== Exercise requirements ==
Reproduce the listing word for word. Skip any image.

== Stored records ==
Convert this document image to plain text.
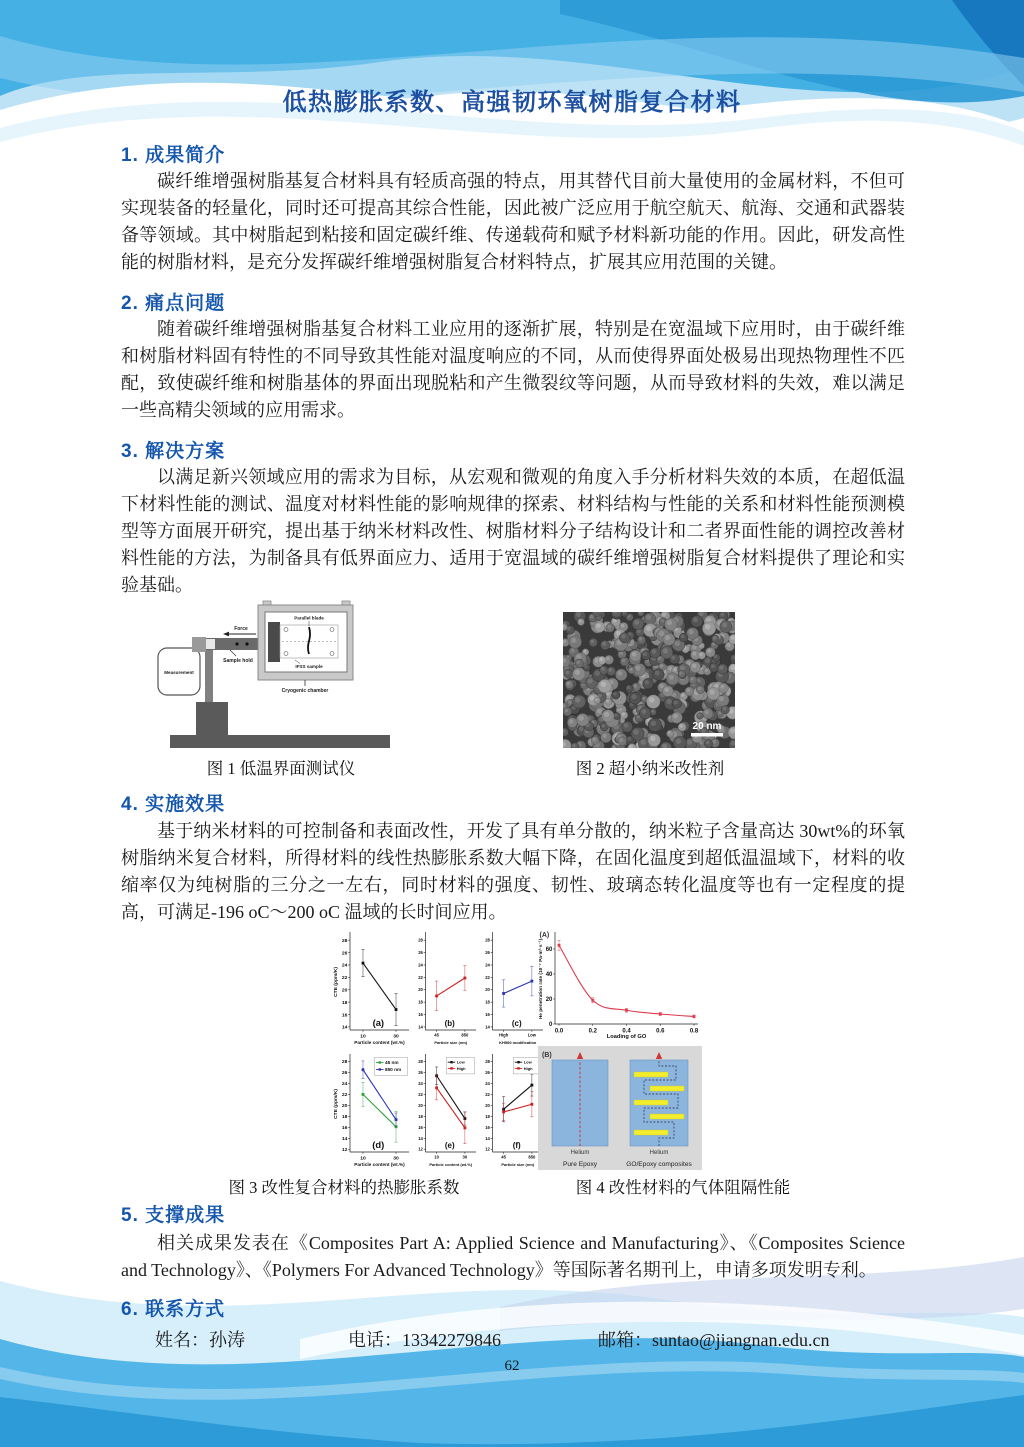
低热膨胀系数、高强韧环氧树脂复合材料
1. 成果简介

碳纤维增强树脂基复合材料具有轻质高强的特点，用其替代目前大量使用的金属材料，不但可实现装备的轻量化，同时还可提高其综合性能，因此被广泛应用于航空航天、航海、交通和武器装备等领域。其中树脂起到粘接和固定碳纤维、传递载荷和赋予材料新功能的作用。因此，研发高性能的树脂材料，是充分发挥碳纤维增强树脂复合材料特点，扩展其应用范围的关键。

2. 痛点问题

随着碳纤维增强树脂基复合材料工业应用的逐渐扩展，特别是在宽温域下应用时，由于碳纤维和树脂材料固有特性的不同导致其性能对温度响应的不同，从而使得界面处极易出现热物理性不匹配，致使碳纤维和树脂基体的界面出现脱粘和产生微裂纹等问题，从而导致材料的失效，难以满足一些高精尖领域的应用需求。

3. 解决方案

以满足新兴领域应用的需求为目标，从宏观和微观的角度入手分析材料失效的本质，在超低温下材料性能的测试、温度对材料性能的影响规律的探索、材料结构与性能的关系和材料性能预测模型等方面展开研究，提出基于纳米材料改性、树脂材料分子结构设计和二者界面性能的调控改善材料性能的方法，为制备具有低界面应力、适用于宽温域的碳纤维增强树脂复合材料提供了理论和实验基础。

Measurement
Force
Sample hold
Parallel blade
IFSS sample
Cryogenic chamber
20 nm

图 1 低温界面测试仪	图 2 超小纳米改性剂

4. 实施效果

基于纳米材料的可控制备和表面改性，开发了具有单分散的，纳米粒子含量高达 30wt%的环氧树脂纳米复合材料，所得材料的线性热膨胀系数大幅下降，在固化温度到超低温温域下，材料的收缩率仅为纯树脂的三分之一左右，同时材料的强度、韧性、玻璃态转化温度等也有一定程度的提高，可满足-196 oC～200 oC 温域的长时间应用。

14
16
18
20
22
24
26
28
10	30
Particle content (wt.%)
CTE (ppm/K)
(a)	14
16
18
20
22
24
26
28
45	850
Particle size (nm)
(b)	14
16
18
20
22
24
26
28
High	Low
KH560 modification
(c)
12
14
16
18
20
22
24
26
28
10	30
Particle content (wt.%)
CTE (ppm/K)
(d)
45 nm
850 nm
12
14
16
18
20
22
24
26
28
10	30
Particle content (wt.%)
(e)
Low
High
12
14
16
18
20
22
24
26
28
45	850
Particle size (nm)
(f)
Low
High
0
20
40
60
0.0	0.2	0.4	0.6	0.8
Loading of GO
He penetration rate (10⁻⁷ Pa·m³·s⁻¹)
(A)
(B)
Helium	Helium
Pure Epoxy	GO/Epoxy composites

图 3 改性复合材料的热膨胀系数	图 4 改性材料的气体阻隔性能

5. 支撑成果

相关成果发表在《Composites Part A: Applied Science and Manufacturing》、《Composites Science and Technology》、《Polymers For Advanced Technology》等国际著名期刊上，申请多项发明专利。

6. 联系方式
姓名：孙涛	电话：13342279846	邮箱：suntao@jiangnan.edu.cn

62
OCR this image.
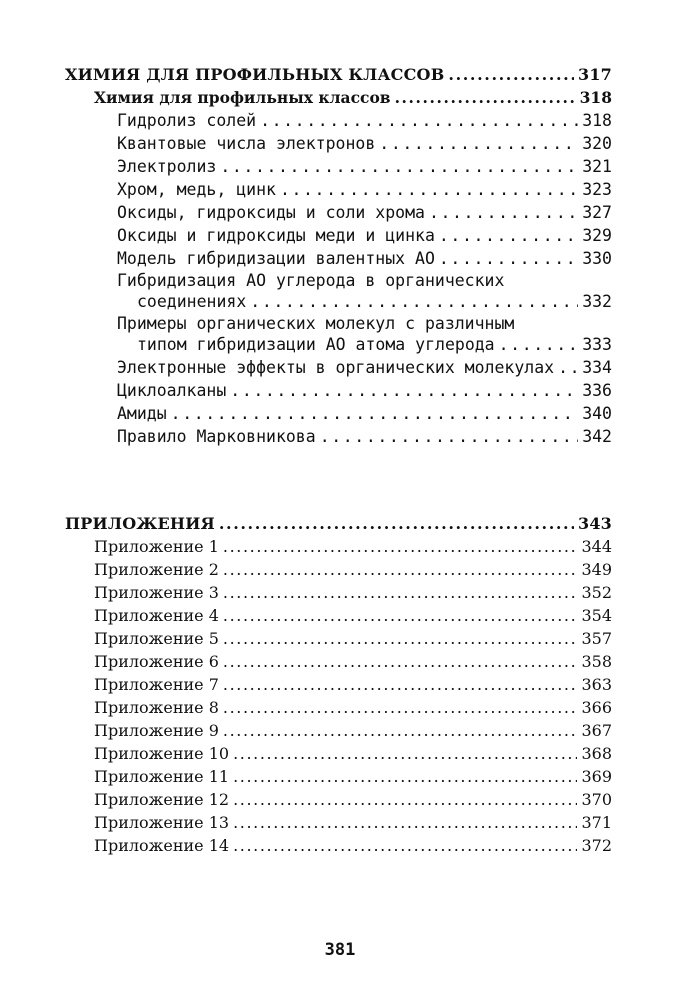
ХИМИЯ ДЛЯ ПРОФИЛЬНЫХ КЛАССОВ .....	317
Химия для профильных классов .....	318
Гидролиз солей .....	318
Квантовые числа электронов .....	320
Электролиз .....	321
Хром, медь, цинк .....	323
Оксиды, гидроксиды и соли хрома .....	327
Оксиды и гидроксиды меди и цинка .....	329
Модель гибридизации валентных АО .....	330
Гибридизация АО углерода в органических
соединениях .....	332
Примеры органических молекул с различным
типом гибридизации АО атома углерода .....	333
Электронные эффекты в органических молекулах ..... 334
Циклоалканы .....	336
Амиды .....	340
Правило Марковникова .....	342
ПРИЛОЖЕНИЯ .....	343
Приложение 1 .....	344
Приложение 2 .....	349
Приложение 3 .....	352
Приложение 4 .....	354
Приложение 5 .....	357
Приложение 6 .....	358
Приложение 7 .....	363
Приложение 8 .....	366
Приложение 9 .....	367
Приложение 10 .....	368
Приложение 11 .....	369
Приложение 12 .....	370
Приложение 13 .....	371
Приложение 14 .....	372
381
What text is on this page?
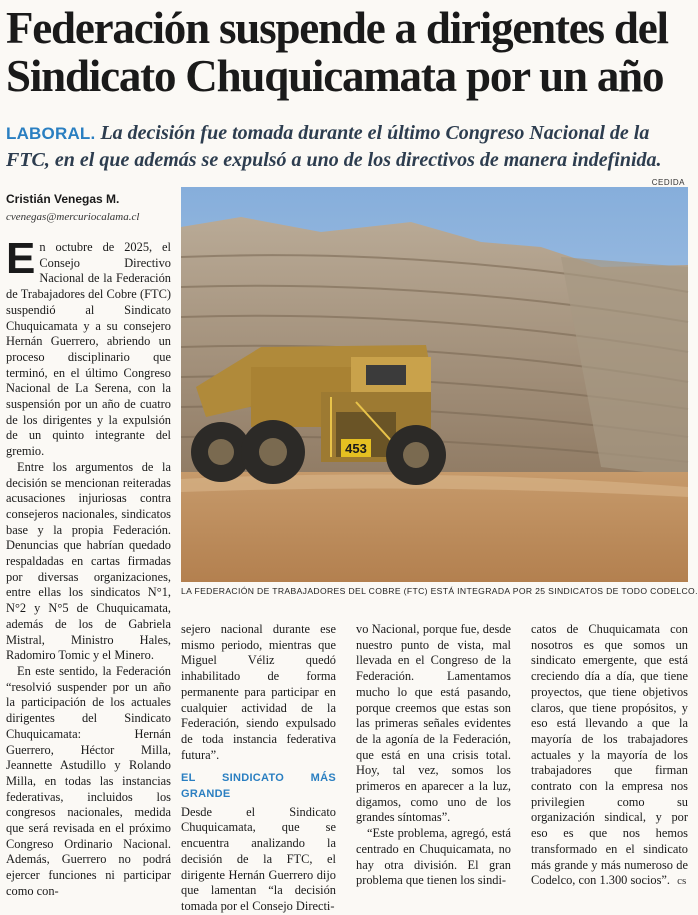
Federación suspende a dirigentes del
Sindicato Chuquicamata por un año
LABORAL. La decisión fue tomada durante el último Congreso Nacional de la FTC, en el que además se expulsó a uno de los directivos de manera indefinida.
CEDIDA
Cristián Venegas M.
cvenegas@mercuriocalama.cl
453
LA FEDERACIÓN DE TRABAJADORES DEL COBRE (FTC) ESTÁ INTEGRADA POR 25 SINDICATOS DE TODO CODELCO.

En octubre de 2025, el Consejo Directivo Nacional de la Federación de Trabajadores del Cobre (FTC) suspendió al Sindicato Chuquicamata y a su consejero Hernán Guerrero, abriendo un proceso disciplinario que terminó, en el último Congreso Nacional de La Serena, con la suspensión por un año de cuatro de los dirigentes y la expulsión de un quinto integrante del gremio.

Entre los argumentos de la decisión se mencionan reiteradas acusaciones injuriosas contra consejeros nacionales, sindicatos base y la propia Federación. Denuncias que habrían quedado respaldadas en cartas firmadas por diversas organizaciones, entre ellas los sindicatos N°1, N°2 y N°5 de Chuquicamata, además de los de Gabriela Mistral, Ministro Hales, Radomiro Tomic y el Minero.

En este sentido, la Federación “resolvió suspender por un año la participación de los actuales dirigentes del Sindicato Chuquicamata: Hernán Guerrero, Héctor Milla, Jeannette Astudillo y Rolando Milla, en todas las instancias federativas, incluidos los congresos nacionales, medida que será revisada en el próximo Congreso Ordinario Nacional. Además, Guerrero no podrá ejercer funciones ni participar como con-

sejero nacional durante ese mismo periodo, mientras que Miguel Véliz quedó inhabilitado de forma permanente para participar en cualquier actividad de la Federación, siendo expulsado de toda instancia federativa futura”.

EL SINDICATO MÁS GRANDE

Desde el Sindicato Chuquicamata, que se encuentra analizando la decisión de la FTC, el dirigente Hernán Guerrero dijo que lamentan “la decisión tomada por el Consejo Directi-

vo Nacional, porque fue, desde nuestro punto de vista, mal llevada en el Congreso de la Federación. Lamentamos mucho lo que está pasando, porque creemos que estas son las primeras señales evidentes de la agonía de la Federación, que está en una crisis total. Hoy, tal vez, somos los primeros en aparecer a la luz, digamos, como uno de los grandes síntomas”.

“Este problema, agregó, está centrado en Chuquicamata, no hay otra división. El gran problema que tienen los sindi-

catos de Chuquicamata con nosotros es que somos un sindicato emergente, que está creciendo día a día, que tiene proyectos, que tiene objetivos claros, que tiene propósitos, y eso está llevando a que la mayoría de los trabajadores actuales y la mayoría de los trabajadores que firman contrato con la empresa nos privilegien como su organización sindical, y por eso es que nos hemos transformado en el sindicato más grande y más numeroso de Codelco, con 1.300 socios”. cs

== Response to the exercise ==
Convert this document image to plain text.
低热膨胀系数、高强韧环氧树脂复合材料
1. 成果简介

碳纤维增强树脂基复合材料具有轻质高强的特点，用其替代目前大量使用的金属材料，不但可实现装备的轻量化，同时还可提高其综合性能，因此被广泛应用于航空航天、航海、交通和武器装备等领域。其中树脂起到粘接和固定碳纤维、传递载荷和赋予材料新功能的作用。因此，研发高性能的树脂材料，是充分发挥碳纤维增强树脂复合材料特点，扩展其应用范围的关键。

2. 痛点问题

随着碳纤维增强树脂基复合材料工业应用的逐渐扩展，特别是在宽温域下应用时，由于碳纤维和树脂材料固有特性的不同导致其性能对温度响应的不同，从而使得界面处极易出现热物理性不匹配，致使碳纤维和树脂基体的界面出现脱粘和产生微裂纹等问题，从而导致材料的失效，难以满足一些高精尖领域的应用需求。

3. 解决方案

以满足新兴领域应用的需求为目标，从宏观和微观的角度入手分析材料失效的本质，在超低温下材料性能的测试、温度对材料性能的影响规律的探索、材料结构与性能的关系和材料性能预测模型等方面展开研究，提出基于纳米材料改性、树脂材料分子结构设计和二者界面性能的调控改善材料性能的方法，为制备具有低界面应力、适用于宽温域的碳纤维增强树脂复合材料提供了理论和实验基础。

Measurement
Force
Sample hold
Parallel blade
IFSS sample
Cryogenic chamber
20 nm

图 1 低温界面测试仪	图 2 超小纳米改性剂

4. 实施效果

基于纳米材料的可控制备和表面改性，开发了具有单分散的，纳米粒子含量高达 30wt%的环氧树脂纳米复合材料，所得材料的线性热膨胀系数大幅下降，在固化温度到超低温温域下，材料的收缩率仅为纯树脂的三分之一左右，同时材料的强度、韧性、玻璃态转化温度等也有一定程度的提高，可满足-196 oC～200 oC 温域的长时间应用。

14
16
18
20
22
24
26
28
10	30
Particle content (wt.%)
CTE (ppm/K)
(a)	14
16
18
20
22
24
26
28
45	850
Particle size (nm)
(b)	14
16
18
20
22
24
26
28
High	Low
KH560 modification
(c)
12
14
16
18
20
22
24
26
28
10	30
Particle content (wt.%)
CTE (ppm/K)
(d)
45 nm
850 nm
12
14
16
18
20
22
24
26
28
10	30
Particle content (wt.%)
(e)
Low
High
12
14
16
18
20
22
24
26
28
45	850
Particle size (nm)
(f)
Low
High
0
20
40
60
0.0	0.2	0.4	0.6	0.8
Loading of GO
He penetration rate (10⁻⁷ Pa·m³·s⁻¹)
(A)
(B)
Helium	Helium
Pure Epoxy	GO/Epoxy composites

图 3 改性复合材料的热膨胀系数	图 4 改性材料的气体阻隔性能

5. 支撑成果

相关成果发表在《Composites Part A: Applied Science and Manufacturing》、《Composites Science and Technology》、《Polymers For Advanced Technology》等国际著名期刊上，申请多项发明专利。

6. 联系方式
姓名：孙涛	电话：13342279846	邮箱：suntao@jiangnan.edu.cn

62
OCR this image.
ХИМИЯ ДЛЯ ПРОФИЛЬНЫХ КЛАССОВ .....	317
Химия для профильных классов .....	318
Гидролиз солей .....	318
Квантовые числа электронов .....	320
Электролиз .....	321
Хром, медь, цинк .....	323
Оксиды, гидроксиды и соли хрома .....	327
Оксиды и гидроксиды меди и цинка .....	329
Модель гибридизации валентных АО .....	330
Гибридизация АО углерода в органических
соединениях .....	332
Примеры органических молекул с различным
типом гибридизации АО атома углерода .....	333
Электронные эффекты в органических молекулах ..... 334
Циклоалканы .....	336
Амиды .....	340
Правило Марковникова .....	342
ПРИЛОЖЕНИЯ .....	343
Приложение 1 .....	344
Приложение 2 .....	349
Приложение 3 .....	352
Приложение 4 .....	354
Приложение 5 .....	357
Приложение 6 .....	358
Приложение 7 .....	363
Приложение 8 .....	366
Приложение 9 .....	367
Приложение 10 .....	368
Приложение 11 .....	369
Приложение 12 .....	370
Приложение 13 .....	371
Приложение 14 .....	372
381
What text is on this page?
Federación suspende a dirigentes del
Sindicato Chuquicamata por un año
LABORAL. La decisión fue tomada durante el último Congreso Nacional de la FTC, en el que además se expulsó a uno de los directivos de manera indefinida.
CEDIDA
Cristián Venegas M.
cvenegas@mercuriocalama.cl
453
LA FEDERACIÓN DE TRABAJADORES DEL COBRE (FTC) ESTÁ INTEGRADA POR 25 SINDICATOS DE TODO CODELCO.

En octubre de 2025, el Consejo Directivo Nacional de la Federación de Trabajadores del Cobre (FTC) suspendió al Sindicato Chuquicamata y a su consejero Hernán Guerrero, abriendo un proceso disciplinario que terminó, en el último Congreso Nacional de La Serena, con la suspensión por un año de cuatro de los dirigentes y la expulsión de un quinto integrante del gremio.

Entre los argumentos de la decisión se mencionan reiteradas acusaciones injuriosas contra consejeros nacionales, sindicatos base y la propia Federación. Denuncias que habrían quedado respaldadas en cartas firmadas por diversas organizaciones, entre ellas los sindicatos N°1, N°2 y N°5 de Chuquicamata, además de los de Gabriela Mistral, Ministro Hales, Radomiro Tomic y el Minero.

En este sentido, la Federación “resolvió suspender por un año la participación de los actuales dirigentes del Sindicato Chuquicamata: Hernán Guerrero, Héctor Milla, Jeannette Astudillo y Rolando Milla, en todas las instancias federativas, incluidos los congresos nacionales, medida que será revisada en el próximo Congreso Ordinario Nacional. Además, Guerrero no podrá ejercer funciones ni participar como con-

sejero nacional durante ese mismo periodo, mientras que Miguel Véliz quedó inhabilitado de forma permanente para participar en cualquier actividad de la Federación, siendo expulsado de toda instancia federativa futura”.

EL SINDICATO MÁS GRANDE

Desde el Sindicato Chuquicamata, que se encuentra analizando la decisión de la FTC, el dirigente Hernán Guerrero dijo que lamentan “la decisión tomada por el Consejo Directi-

vo Nacional, porque fue, desde nuestro punto de vista, mal llevada en el Congreso de la Federación. Lamentamos mucho lo que está pasando, porque creemos que estas son las primeras señales evidentes de la agonía de la Federación, que está en una crisis total. Hoy, tal vez, somos los primeros en aparecer a la luz, digamos, como uno de los grandes síntomas”.

“Este problema, agregó, está centrado en Chuquicamata, no hay otra división. El gran problema que tienen los sindi-

catos de Chuquicamata con nosotros es que somos un sindicato emergente, que está creciendo día a día, que tiene proyectos, que tiene objetivos claros, que tiene propósitos, y eso está llevando a que la mayoría de los trabajadores actuales y la mayoría de los trabajadores que firman contrato con la empresa nos privilegien como su organización sindical, y por eso es que nos hemos transformado en el sindicato más grande y más numeroso de Codelco, con 1.300 socios”. cs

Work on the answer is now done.